● **TASK DIRECTIONS**
Return every line of the material exactly.

● **STORED DATA**
_ _ _ _ _
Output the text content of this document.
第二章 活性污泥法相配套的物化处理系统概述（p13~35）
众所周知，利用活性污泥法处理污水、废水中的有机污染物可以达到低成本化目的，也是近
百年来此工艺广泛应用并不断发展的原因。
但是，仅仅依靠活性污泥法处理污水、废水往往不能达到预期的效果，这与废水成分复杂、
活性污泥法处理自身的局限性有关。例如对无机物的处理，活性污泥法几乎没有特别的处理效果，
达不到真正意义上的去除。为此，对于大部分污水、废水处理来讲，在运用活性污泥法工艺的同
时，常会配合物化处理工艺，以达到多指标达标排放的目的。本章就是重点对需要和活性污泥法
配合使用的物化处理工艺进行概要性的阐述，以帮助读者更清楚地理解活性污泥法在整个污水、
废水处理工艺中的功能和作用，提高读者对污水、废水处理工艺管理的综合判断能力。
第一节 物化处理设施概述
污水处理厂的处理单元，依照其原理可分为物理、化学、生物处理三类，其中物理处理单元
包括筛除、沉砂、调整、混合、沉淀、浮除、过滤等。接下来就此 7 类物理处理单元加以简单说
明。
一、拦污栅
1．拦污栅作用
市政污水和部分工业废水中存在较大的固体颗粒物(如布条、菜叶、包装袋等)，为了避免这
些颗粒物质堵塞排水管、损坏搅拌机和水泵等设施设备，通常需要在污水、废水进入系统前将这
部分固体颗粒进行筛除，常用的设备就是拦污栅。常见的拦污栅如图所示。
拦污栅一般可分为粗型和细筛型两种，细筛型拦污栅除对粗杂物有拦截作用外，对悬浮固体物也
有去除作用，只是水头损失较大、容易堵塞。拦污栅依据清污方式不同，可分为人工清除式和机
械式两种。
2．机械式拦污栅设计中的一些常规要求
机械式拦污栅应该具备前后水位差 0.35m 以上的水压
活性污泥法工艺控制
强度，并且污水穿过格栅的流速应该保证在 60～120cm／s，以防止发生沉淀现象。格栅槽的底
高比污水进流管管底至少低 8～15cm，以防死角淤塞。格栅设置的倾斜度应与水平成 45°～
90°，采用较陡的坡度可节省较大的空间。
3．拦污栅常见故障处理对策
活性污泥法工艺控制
_ _ _ _ _
● **SOLVED EXERCISE**
Output the text content of this document.
第二章 活性污泥法相配套的物化处理系统概述（p13~35）
众所周知，利用活性污泥法处理污水、废水中的有机污染物可以达到低成本化目的，也是近
百年来此工艺广泛应用并不断发展的原因。
但是，仅仅依靠活性污泥法处理污水、废水往往不能达到预期的效果，这与废水成分复杂、
活性污泥法处理自身的局限性有关。例如对无机物的处理，活性污泥法几乎没有特别的处理效果，
达不到真正意义上的去除。为此，对于大部分污水、废水处理来讲，在运用活性污泥法工艺的同
时，常会配合物化处理工艺，以达到多指标达标排放的目的。本章就是重点对需要和活性污泥法
配合使用的物化处理工艺进行概要性的阐述，以帮助读者更清楚地理解活性污泥法在整个污水、
废水处理工艺中的功能和作用，提高读者对污水、废水处理工艺管理的综合判断能力。
第一节 物化处理设施概述
污水处理厂的处理单元，依照其原理可分为物理、化学、生物处理三类，其中物理处理单元
包括筛除、沉砂、调整、混合、沉淀、浮除、过滤等。接下来就此 7 类物理处理单元加以简单说
明。
一、拦污栅
1．拦污栅作用
市政污水和部分工业废水中存在较大的固体颗粒物(如布条、菜叶、包装袋等)，为了避免这
些颗粒物质堵塞排水管、损坏搅拌机和水泵等设施设备，通常需要在污水、废水进入系统前将这
部分固体颗粒进行筛除，常用的设备就是拦污栅。常见的拦污栅如图所示。
拦污栅一般可分为粗型和细筛型两种，细筛型拦污栅除对粗杂物有拦截作用外，对悬浮固体物也
有去除作用，只是水头损失较大、容易堵塞。拦污栅依据清污方式不同，可分为人工清除式和机
械式两种。
2．机械式拦污栅设计中的一些常规要求
机械式拦污栅应该具备前后水位差 0.35m 以上的水压
活性污泥法工艺控制
强度，并且污水穿过格栅的流速应该保证在 60～120cm／s，以防止发生沉淀现象。格栅槽的底
高比污水进流管管底至少低 8～15cm，以防死角淤塞。格栅设置的倾斜度应与水平成 45°～
90°，采用较陡的坡度可节省较大的空间。
3．拦污栅常见故障处理对策
活性污泥法工艺控制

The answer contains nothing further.